Records from a data collection:
START

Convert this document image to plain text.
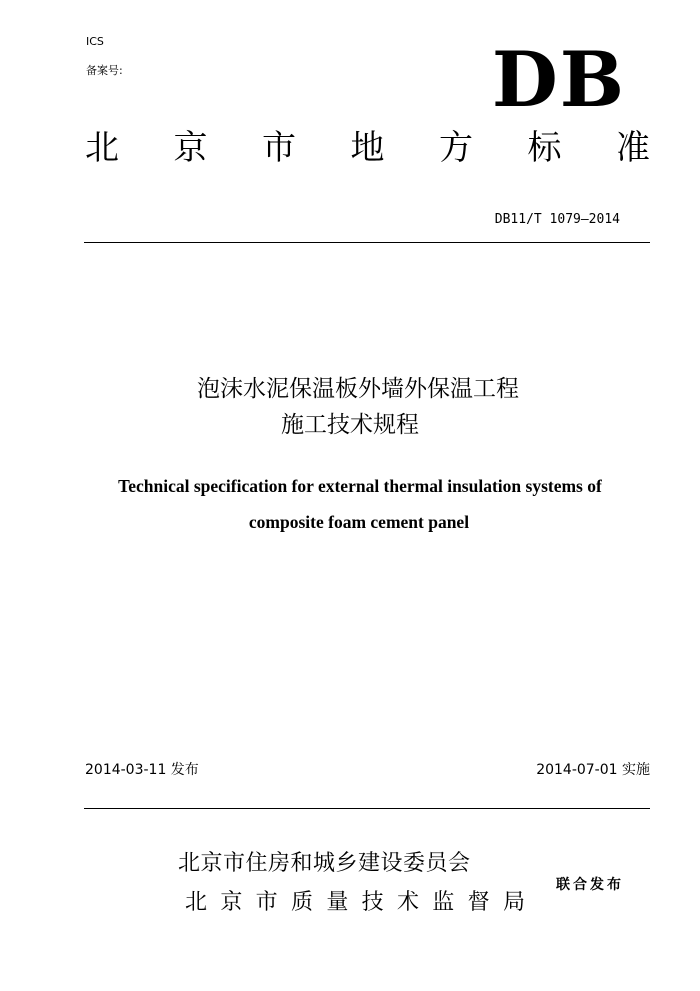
ICS
备案号:	DB
北 京 市 地 方 标 准
DB11/T 1079—2014
泡沫水泥保温板外墙外保温工程
施工技术规程
Technical specification for external thermal insulation systems of
composite foam cement panel
2014-03-11 发布	2014-07-01 实施
北京市住房和城乡建设委员会
北 京 市 质 量 技 术 监 督 局
联合发布
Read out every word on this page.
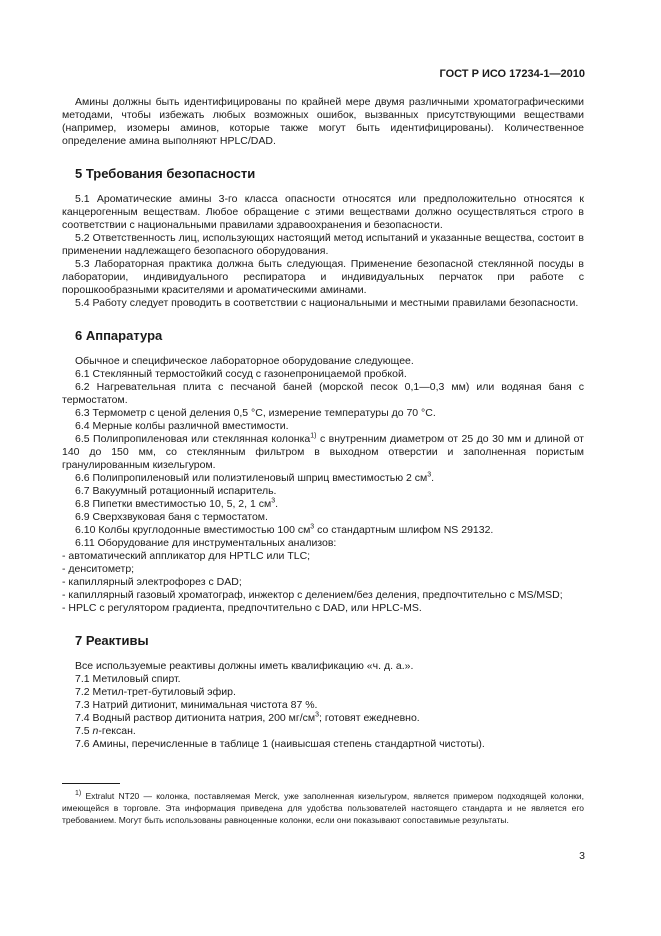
ГОСТ Р ИСО 17234-1—2010

Амины должны быть идентифицированы по крайней мере двумя различными хроматографическими методами, чтобы избежать любых возможных ошибок, вызванных присутствующими веществами (например, изомеры аминов, которые также могут быть идентифицированы). Количественное определение амина выполняют HPLC/DAD.

5 Требования безопасности

5.1 Ароматические амины 3-го класса опасности относятся или предположительно относятся к канцерогенным веществам. Любое обращение с этими веществами должно осуществляться строго в соответствии с национальными правилами здравоохранения и безопасности.

5.2 Ответственность лиц, использующих настоящий метод испытаний и указанные вещества, состоит в применении надлежащего безопасного оборудования.

5.3 Лабораторная практика должна быть следующая. Применение безопасной стеклянной посуды в лаборатории, индивидуального респиратора и индивидуальных перчаток при работе с порошкообразными красителями и ароматическими аминами.

5.4 Работу следует проводить в соответствии с национальными и местными правилами безопасности.

6 Аппаратура

Обычное и специфическое лабораторное оборудование следующее.

6.1 Стеклянный термостойкий сосуд с газонепроницаемой пробкой.

6.2 Нагревательная плита с песчаной баней (морской песок 0,1—0,3 мм) или водяная баня с термостатом.

6.3 Термометр с ценой деления 0,5 °С, измерение температуры до 70 °С.

6.4 Мерные колбы различной вместимости.

6.5 Полипропиленовая или стеклянная колонка$^{1)}$ с внутренним диаметром от 25 до 30 мм и длиной от 140 до 150 мм, со стеклянным фильтром в выходном отверстии и заполненная пористым гранулированным кизельгуром.

6.6 Полипропиленовый или полиэтиленовый шприц вместимостью 2 $см^3$.

6.7 Вакуумный ротационный испаритель.

6.8 Пипетки вместимостью 10, 5, 2, 1 $см^3$.

6.9 Сверхзвуковая баня с термостатом.

6.10 Колбы круглодонные вместимостью 100 $см^3$ со стандартным шлифом NS 29132.

6.11 Оборудование для инструментальных анализов:

- автоматический аппликатор для HPTLC или TLC;

- денситометр;

- капиллярный электрофорез с DAD;

- капиллярный газовый хроматограф, инжектор с делением/без деления, предпочтительно с MS/MSD;

- HPLC с регулятором градиента, предпочтительно с DAD, или HPLC-MS.

7 Реактивы

Все используемые реактивы должны иметь квалификацию «ч. д. а.».

7.1 Метиловый спирт.

7.2 Метил-трет-бутиловый эфир.

7.3 Натрий дитионит, минимальная чистота 87 %.

7.4 Водный раствор дитионита натрия, 200 $мг/см^3$; готовят ежедневно.

7.5 n-гексан.

7.6 Амины, перечисленные в таблице 1 (наивысшая степень стандартной чистоты).

$^{1)}$ Extralut NT20 — колонка, поставляемая Merck, уже заполненная кизельгуром, является примером подходящей колонки, имеющейся в торговле. Эта информация приведена для удобства пользователей настоящего стандарта и не является его требованием. Могут быть использованы равноценные колонки, если они показывают сопоставимые результаты.

3
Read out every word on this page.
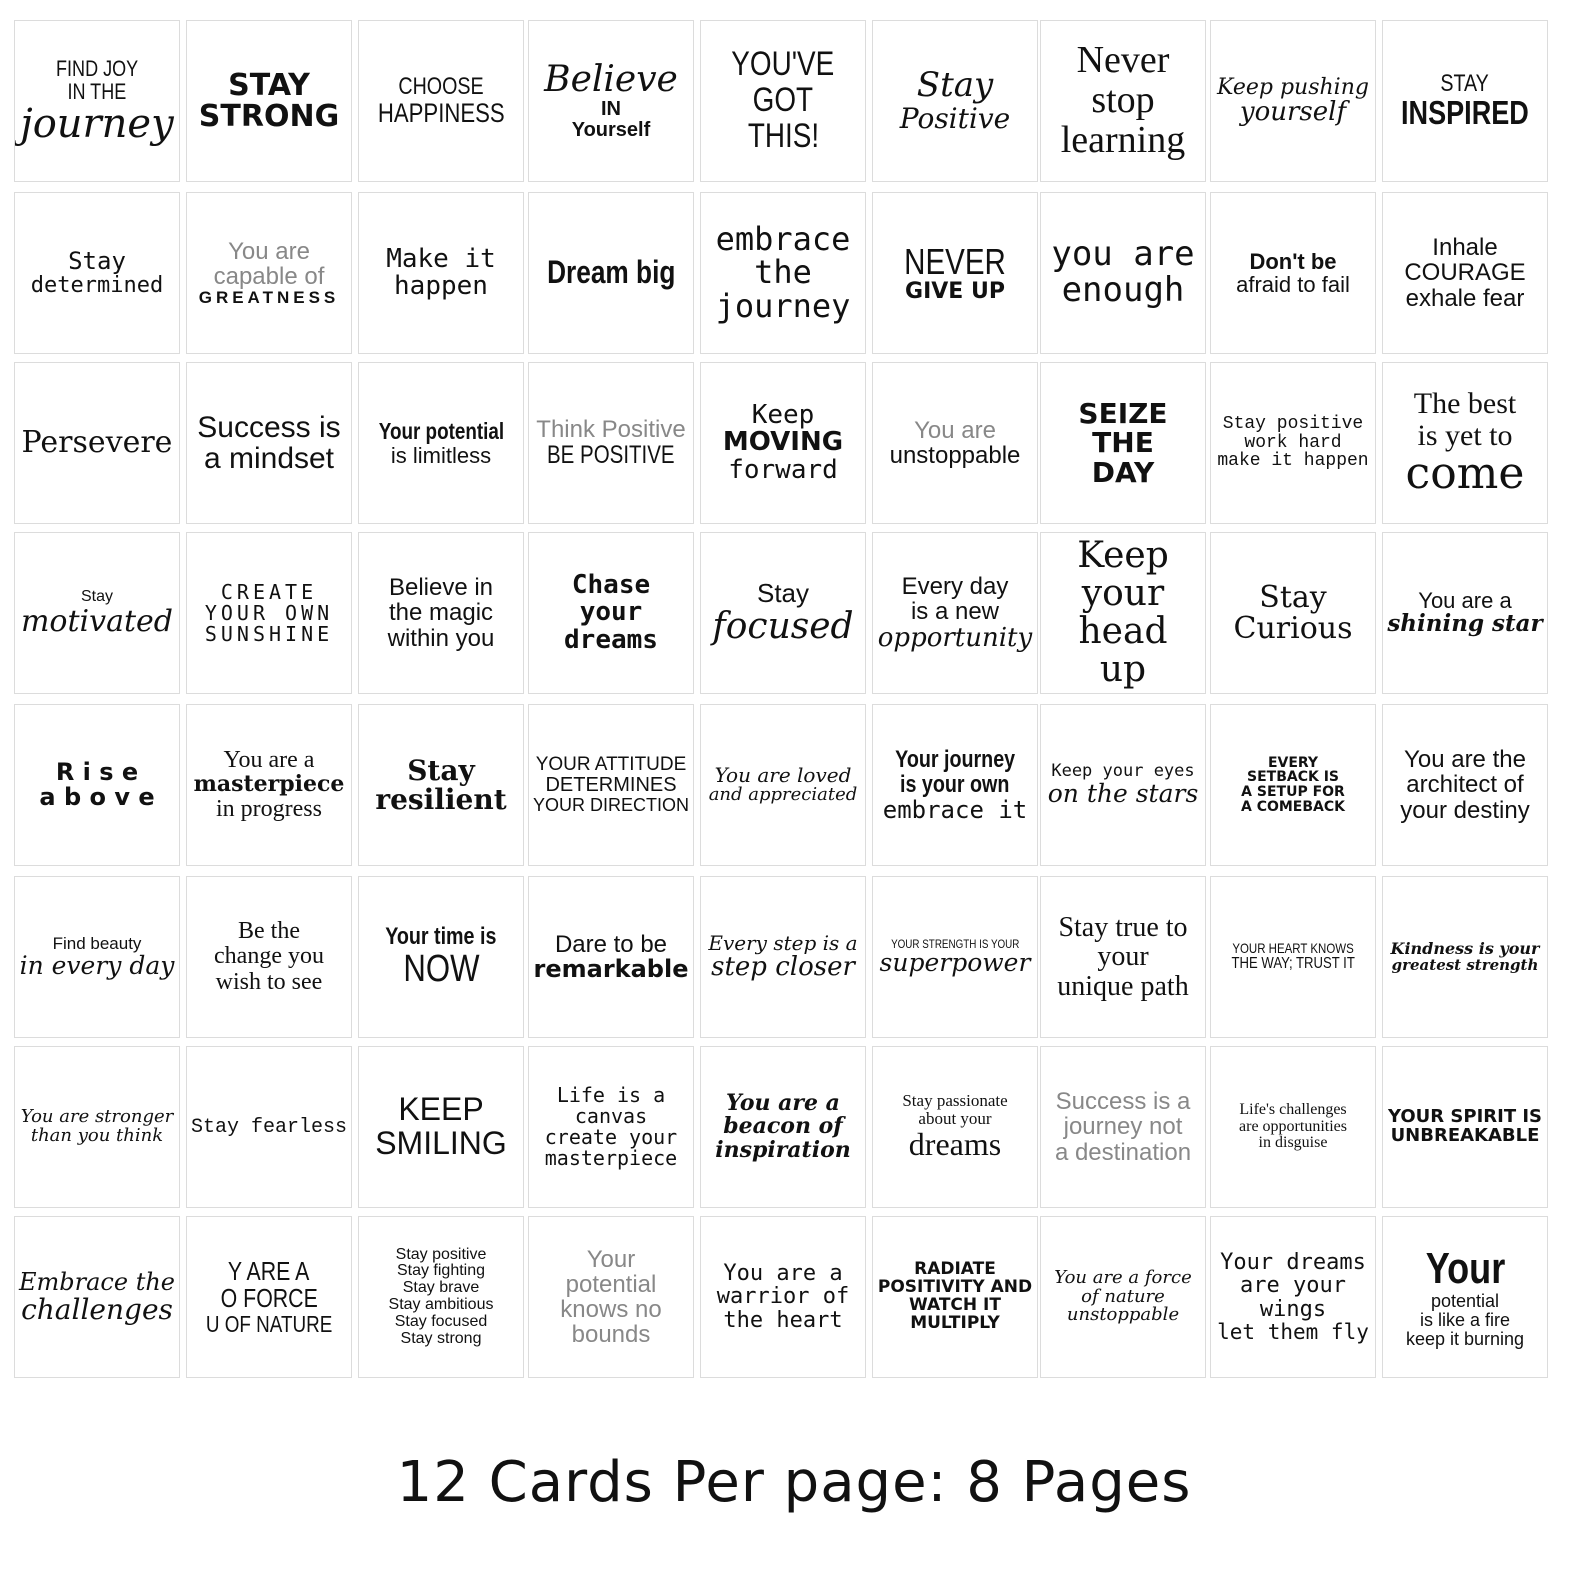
FIND JOY
IN THE
journey
STAY
STRONG
CHOOSE
HAPPINESS
Believe
IN
Yourself
YOU'VE
GOT
THIS!
Stay
Positive
Never
stop
learning
Keep pushing
yourself
STAY
INSPIRED
Stay
determined
You are
capable of
GREATNESS
Make it
happen Dream big
embrace
the
journey
NEVER
GIVE UP
you are
enough
Don't be
afraid to fail
Inhale
COURAGE
exhale fear
Persevere Success is
a mindset
Your potential
is limitless
Think Positive
BE POSITIVE
Keep
MOVING
forward
You are
unstoppable
SEIZE
THE
DAY
Stay positive
work hard
make it happen
The best
is yet to
come
Stay
motivated
CREATE
YOUR OWN
SUNSHINE
Believe in
the magic
within you
Chase
your
dreams
Stay
focused
Every day
is a new
opportunity
Keep
your
head
up
Stay
Curious
You are a
shining star
R i s e
a b o v e
You are a
masterpiece
in progress
Stay
resilient
YOUR ATTITUDE
DETERMINES
YOUR DIRECTION
You are loved
and appreciated
Your journey
is your own
embrace it
Keep your eyes
on the stars
EVERY
SETBACK IS
A SETUP FOR
A COMEBACK
You are the
architect of
your destiny
Find beauty
in every day
Be the
change you
wish to see
Your time is
NOW
Dare to be
remarkable
Every step is a
step closer
YOUR STRENGTH IS YOUR
superpower
Stay true to
your
unique path
YOUR HEART KNOWS
THE WAY; TRUST IT
Kindness is your
greatest strength
You are stronger
than you think Stay fearless KEEP
SMILING
Life is a
canvas
create your
masterpiece
You are a
beacon of
inspiration
Stay passionate
about your
dreams
Success is a
journey not
a destination
Life's challenges
are opportunities
in disguise
YOUR SPIRIT IS
UNBREAKABLE
Embrace the
challenges
Y ARE A
O FORCE
U OF NATURE
Stay positive
Stay fighting
Stay brave
Stay ambitious
Stay focused
Stay strong
Your
potential
knows no
bounds
You are a
warrior of
the heart
RADIATE
POSITIVITY AND
WATCH IT
MULTIPLY
You are a force
of nature
unstoppable
Your dreams
are your
wings
let them fly
Your
potential
is like a fire
keep it burning
12 Cards Per page: 8 Pages
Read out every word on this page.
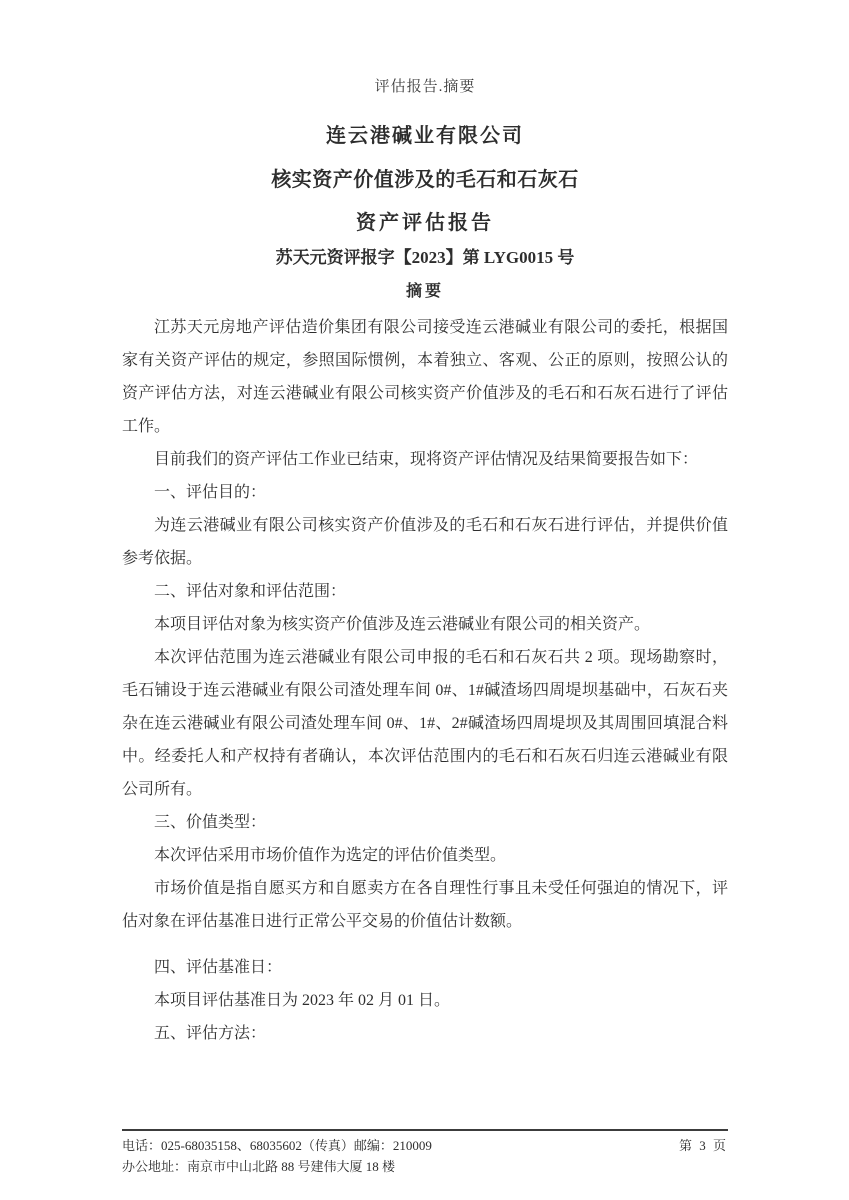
评估报告.摘要
连云港碱业有限公司
核实资产价值涉及的毛石和石灰石
资产评估报告
苏天元资评报字【2023】第 LYG0015 号
摘要

江苏天元房地产评估造价集团有限公司接受连云港碱业有限公司的委托，根据国家有关资产评估的规定，参照国际惯例，本着独立、客观、公正的原则，按照公认的资产评估方法，对连云港碱业有限公司核实资产价值涉及的毛石和石灰石进行了评估工作。

目前我们的资产评估工作业已结束，现将资产评估情况及结果简要报告如下：

一、评估目的：

为连云港碱业有限公司核实资产价值涉及的毛石和石灰石进行评估，并提供价值参考依据。

二、评估对象和评估范围：

本项目评估对象为核实资产价值涉及连云港碱业有限公司的相关资产。

本次评估范围为连云港碱业有限公司申报的毛石和石灰石共 2 项。现场勘察时，毛石铺设于连云港碱业有限公司渣处理车间 0#、1#碱渣场四周堤坝基础中，石灰石夹杂在连云港碱业有限公司渣处理车间 0#、1#、2#碱渣场四周堤坝及其周围回填混合料中。经委托人和产权持有者确认，本次评估范围内的毛石和石灰石归连云港碱业有限公司所有。

三、价值类型：

本次评估采用市场价值作为选定的评估价值类型。

市场价值是指自愿买方和自愿卖方在各自理性行事且未受任何强迫的情况下，评估对象在评估基准日进行正常公平交易的价值估计数额。

四、评估基准日：

本项目评估基准日为 2023 年 02 月 01 日。

五、评估方法：

电话：025-68035158、68035602（传真）邮编：210009
办公地址：南京市中山北路 88 号建伟大厦 18 楼
第 3 页
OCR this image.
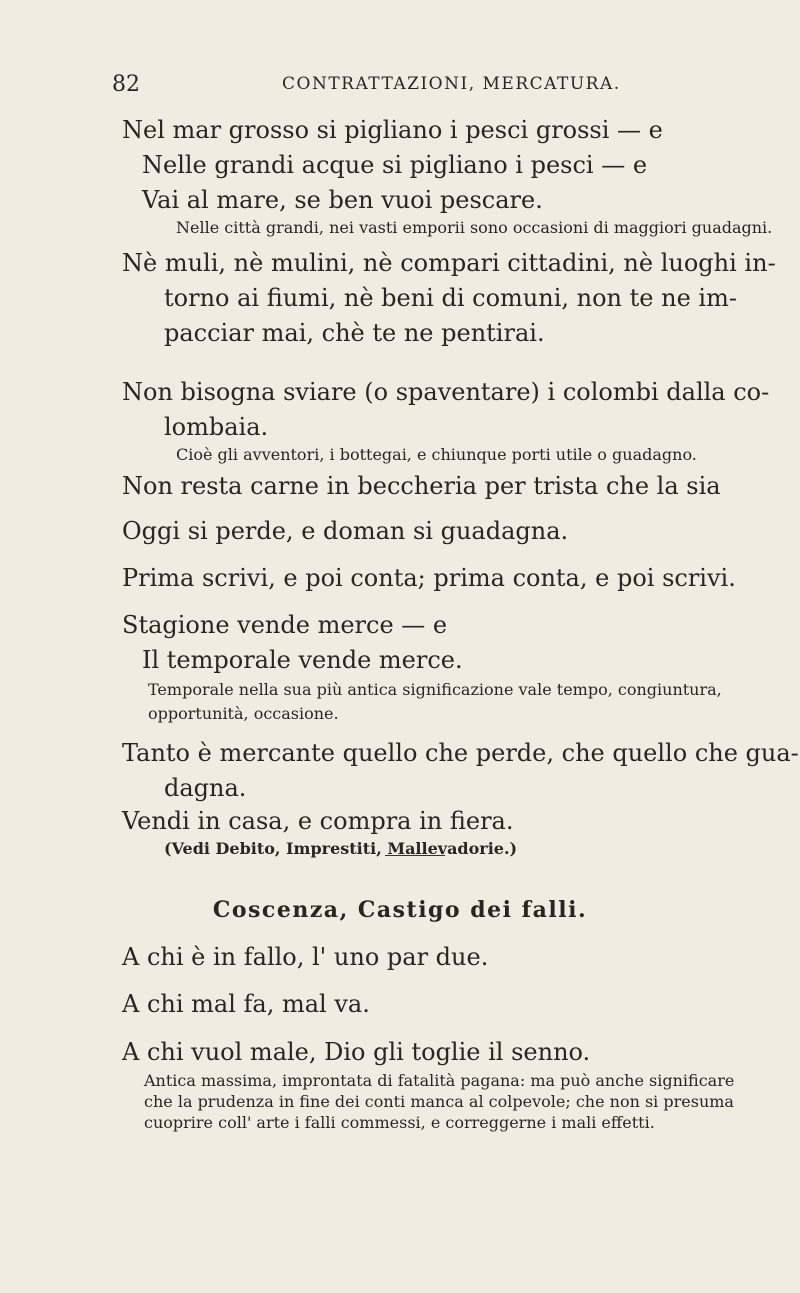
82	CONTRATTAZIONI, MERCATURA.
Nel mar grosso si pigliano i pesci grossi — e
Nelle grandi acque si pigliano i pesci — e
Vai al mare, se ben vuoi pescare.
Nelle città grandi, nei vasti emporii sono occasioni di maggiori guadagni.
Nè muli, nè mulini, nè compari cittadini, nè luoghi in-
torno ai fiumi, nè beni di comuni, non te ne im-
pacciar mai, chè te ne pentirai.
Non bisogna sviare (o spaventare) i colombi dalla co-
lombaia.
Cioè gli avventori, i bottegai, e chiunque porti utile o guadagno.
Non resta carne in beccheria per trista che la sia
Oggi si perde, e doman si guadagna.
Prima scrivi, e poi conta; prima conta, e poi scrivi.
Stagione vende merce — e
Il temporale vende merce.
Temporale nella sua più antica significazione vale tempo, congiuntura,
opportunità, occasione.
Tanto è mercante quello che perde, che quello che gua-
dagna.
Vendi in casa, e compra in fiera.
(Vedi Debito, Imprestiti, Mallevadorie.)
Coscenza, Castigo dei falli.
A chi è in fallo, l' uno par due.
A chi mal fa, mal va.
A chi vuol male, Dio gli toglie il senno.
Antica massima, improntata di fatalità pagana: ma può anche significare
che la prudenza in fine dei conti manca al colpevole; che non si presuma
cuoprire coll' arte i falli commessi, e correggerne i mali effetti.
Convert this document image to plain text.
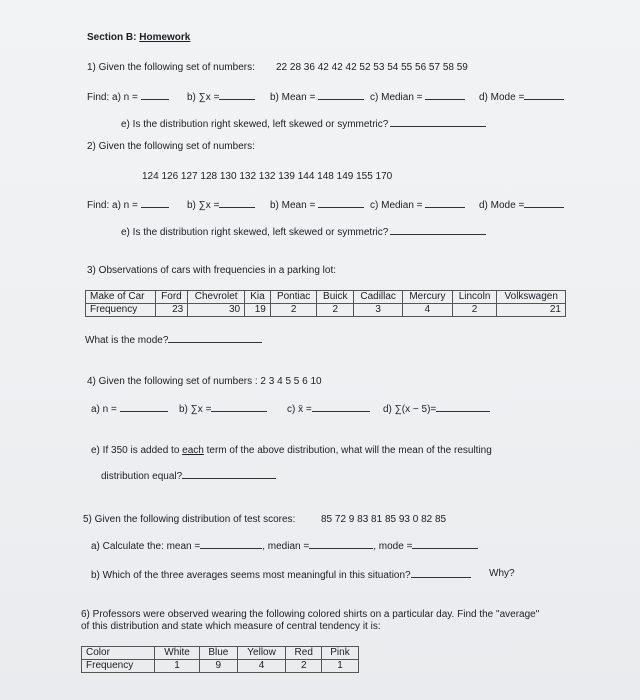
Section B: Homework
1) Given the following set of numbers: 22 28 36 42 42 42 52 53 54 55 56 57 58 59
Find: a) n =	b) ∑x =	b) Mean =	c) Median =	d) Mode =
e) Is the distribution right skewed, left skewed or symmetric?
2) Given the following set of numbers:
124 126 127 128 130 132 132 139 144 148 149 155 170
Find: a) n =	b) ∑x =	b) Mean =	c) Median =	d) Mode =
e) Is the distribution right skewed, left skewed or symmetric?
3) Observations of cars with frequencies in a parking lot:
Make of Car	Ford	Chevrolet	Kia	Pontiac	Buick	Cadillac	Mercury	Lincoln	Volkswagen
Frequency	23	30	19	2	2	3	4	2	21
What is the mode?
4) Given the following set of numbers : 2 3 4 5 5 6 10
a) n =	b) ∑x =	c) x̄ =	d) ∑(x − 5)=
e) If 350 is added to each term of the above distribution, what will the mean of the resulting
distribution equal?
5) Given the following distribution of test scores:	85 72 9 83 81 85 93 0 82 85
a) Calculate the: mean =	, median =	, mode =
b) Which of the three averages seems most meaningful in this situation?	Why?
6) Professors were observed wearing the following colored shirts on a particular day. Find the "average"
of this distribution and state which measure of central tendency it is:
Color	White	Blue	Yellow	Red	Pink
Frequency	1	9	4	2	1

END

**BRIEF**
Identify each line in the records above containing the word "национальными"; copy those lines.

**COMPLETE RESPONSE**
5.1 Ароматические амины 3-го класса опасности относятся или предположительно относятся к канцерогенным веществам. Любое обращение с этими веществами должно осуществляться строго в соответствии с национальными правилами здравоохранения и безопасности.
5.4 Работу следует проводить в соответствии с национальными и местными правилами безопасности.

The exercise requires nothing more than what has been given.